**Task description**
It is required that all of the data be written out exactly.

-- START Materials provided --

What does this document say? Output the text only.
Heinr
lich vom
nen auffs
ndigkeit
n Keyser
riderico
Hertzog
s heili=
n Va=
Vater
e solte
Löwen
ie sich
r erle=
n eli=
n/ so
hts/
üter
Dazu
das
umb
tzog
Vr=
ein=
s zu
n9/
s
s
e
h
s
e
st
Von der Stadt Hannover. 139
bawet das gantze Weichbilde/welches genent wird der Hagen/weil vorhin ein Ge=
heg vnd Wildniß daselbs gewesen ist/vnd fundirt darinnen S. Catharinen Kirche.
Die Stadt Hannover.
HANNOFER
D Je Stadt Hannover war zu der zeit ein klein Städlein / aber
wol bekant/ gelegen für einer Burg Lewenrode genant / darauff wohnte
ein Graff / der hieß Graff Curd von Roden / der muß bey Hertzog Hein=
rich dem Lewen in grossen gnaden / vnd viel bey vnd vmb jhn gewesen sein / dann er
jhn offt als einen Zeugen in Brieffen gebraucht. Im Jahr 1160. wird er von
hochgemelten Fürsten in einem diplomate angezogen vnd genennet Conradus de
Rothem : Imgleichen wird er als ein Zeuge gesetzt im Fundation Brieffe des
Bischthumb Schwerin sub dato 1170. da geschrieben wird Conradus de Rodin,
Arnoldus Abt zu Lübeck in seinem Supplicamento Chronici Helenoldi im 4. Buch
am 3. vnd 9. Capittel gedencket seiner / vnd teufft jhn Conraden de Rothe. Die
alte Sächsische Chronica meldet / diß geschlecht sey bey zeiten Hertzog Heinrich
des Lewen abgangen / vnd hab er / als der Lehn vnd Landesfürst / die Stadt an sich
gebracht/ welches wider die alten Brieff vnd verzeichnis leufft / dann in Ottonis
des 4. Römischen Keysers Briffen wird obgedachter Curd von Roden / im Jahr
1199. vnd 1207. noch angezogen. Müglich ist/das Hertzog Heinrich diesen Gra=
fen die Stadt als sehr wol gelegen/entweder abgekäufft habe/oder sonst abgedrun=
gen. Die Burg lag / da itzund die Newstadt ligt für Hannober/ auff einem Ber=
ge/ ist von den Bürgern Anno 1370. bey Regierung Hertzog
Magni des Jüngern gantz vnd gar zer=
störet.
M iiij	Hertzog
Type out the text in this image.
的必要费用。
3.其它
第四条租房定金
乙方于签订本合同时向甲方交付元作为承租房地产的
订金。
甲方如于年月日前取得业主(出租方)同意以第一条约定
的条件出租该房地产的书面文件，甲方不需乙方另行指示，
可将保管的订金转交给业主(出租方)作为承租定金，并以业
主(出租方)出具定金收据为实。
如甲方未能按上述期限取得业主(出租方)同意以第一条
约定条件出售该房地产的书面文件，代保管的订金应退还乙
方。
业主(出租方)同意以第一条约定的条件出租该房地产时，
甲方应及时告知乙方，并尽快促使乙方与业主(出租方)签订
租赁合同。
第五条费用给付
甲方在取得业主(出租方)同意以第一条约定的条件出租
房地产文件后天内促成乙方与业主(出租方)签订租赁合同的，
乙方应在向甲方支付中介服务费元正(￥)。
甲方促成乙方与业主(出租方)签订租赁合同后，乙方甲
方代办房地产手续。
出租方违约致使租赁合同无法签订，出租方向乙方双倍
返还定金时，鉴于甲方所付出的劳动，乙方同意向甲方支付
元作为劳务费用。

-- END Materials provided --

**Right answer**
What does this document say? Output the text only.
Heinr
lich vom
nen auffs
ndigkeit
n Keyser
riderico
Hertzog
s heili=
n Va=
Vater
e solte
Löwen
ie sich
r erle=
n eli=
n/ so
hts/
üter
Dazu
das
umb
tzog
Vr=
ein=
s zu
n9/
s
s
e
h
s
e
st
Von der Stadt Hannover. 139
bawet das gantze Weichbilde/welches genent wird der Hagen/weil vorhin ein Ge=
heg vnd Wildniß daselbs gewesen ist/vnd fundirt darinnen S. Catharinen Kirche.
Die Stadt Hannover.
HANNOFER
D Je Stadt Hannover war zu der zeit ein klein Städlein / aber
wol bekant/ gelegen für einer Burg Lewenrode genant / darauff wohnte
ein Graff / der hieß Graff Curd von Roden / der muß bey Hertzog Hein=
rich dem Lewen in grossen gnaden / vnd viel bey vnd vmb jhn gewesen sein / dann er
jhn offt als einen Zeugen in Brieffen gebraucht. Im Jahr 1160. wird er von
hochgemelten Fürsten in einem diplomate angezogen vnd genennet Conradus de
Rothem : Imgleichen wird er als ein Zeuge gesetzt im Fundation Brieffe des
Bischthumb Schwerin sub dato 1170. da geschrieben wird Conradus de Rodin,
Arnoldus Abt zu Lübeck in seinem Supplicamento Chronici Helenoldi im 4. Buch
am 3. vnd 9. Capittel gedencket seiner / vnd teufft jhn Conraden de Rothe. Die
alte Sächsische Chronica meldet / diß geschlecht sey bey zeiten Hertzog Heinrich
des Lewen abgangen / vnd hab er / als der Lehn vnd Landesfürst / die Stadt an sich
gebracht/ welches wider die alten Brieff vnd verzeichnis leufft / dann in Ottonis
des 4. Römischen Keysers Briffen wird obgedachter Curd von Roden / im Jahr
1199. vnd 1207. noch angezogen. Müglich ist/das Hertzog Heinrich diesen Gra=
fen die Stadt als sehr wol gelegen/entweder abgekäufft habe/oder sonst abgedrun=
gen. Die Burg lag / da itzund die Newstadt ligt für Hannober/ auff einem Ber=
ge/ ist von den Bürgern Anno 1370. bey Regierung Hertzog
Magni des Jüngern gantz vnd gar zer=
störet.
M iiij	Hertzog
Type out the text in this image.
的必要费用。
3.其它
第四条租房定金
乙方于签订本合同时向甲方交付元作为承租房地产的
订金。
甲方如于年月日前取得业主(出租方)同意以第一条约定
的条件出租该房地产的书面文件，甲方不需乙方另行指示，
可将保管的订金转交给业主(出租方)作为承租定金，并以业
主(出租方)出具定金收据为实。
如甲方未能按上述期限取得业主(出租方)同意以第一条
约定条件出售该房地产的书面文件，代保管的订金应退还乙
方。
业主(出租方)同意以第一条约定的条件出租该房地产时，
甲方应及时告知乙方，并尽快促使乙方与业主(出租方)签订
租赁合同。
第五条费用给付
甲方在取得业主(出租方)同意以第一条约定的条件出租
房地产文件后天内促成乙方与业主(出租方)签订租赁合同的，
乙方应在向甲方支付中介服务费元正(￥)。
甲方促成乙方与业主(出租方)签订租赁合同后，乙方甲
方代办房地产手续。
出租方违约致使租赁合同无法签订，出租方向乙方双倍
返还定金时，鉴于甲方所付出的劳动，乙方同意向甲方支付
元作为劳务费用。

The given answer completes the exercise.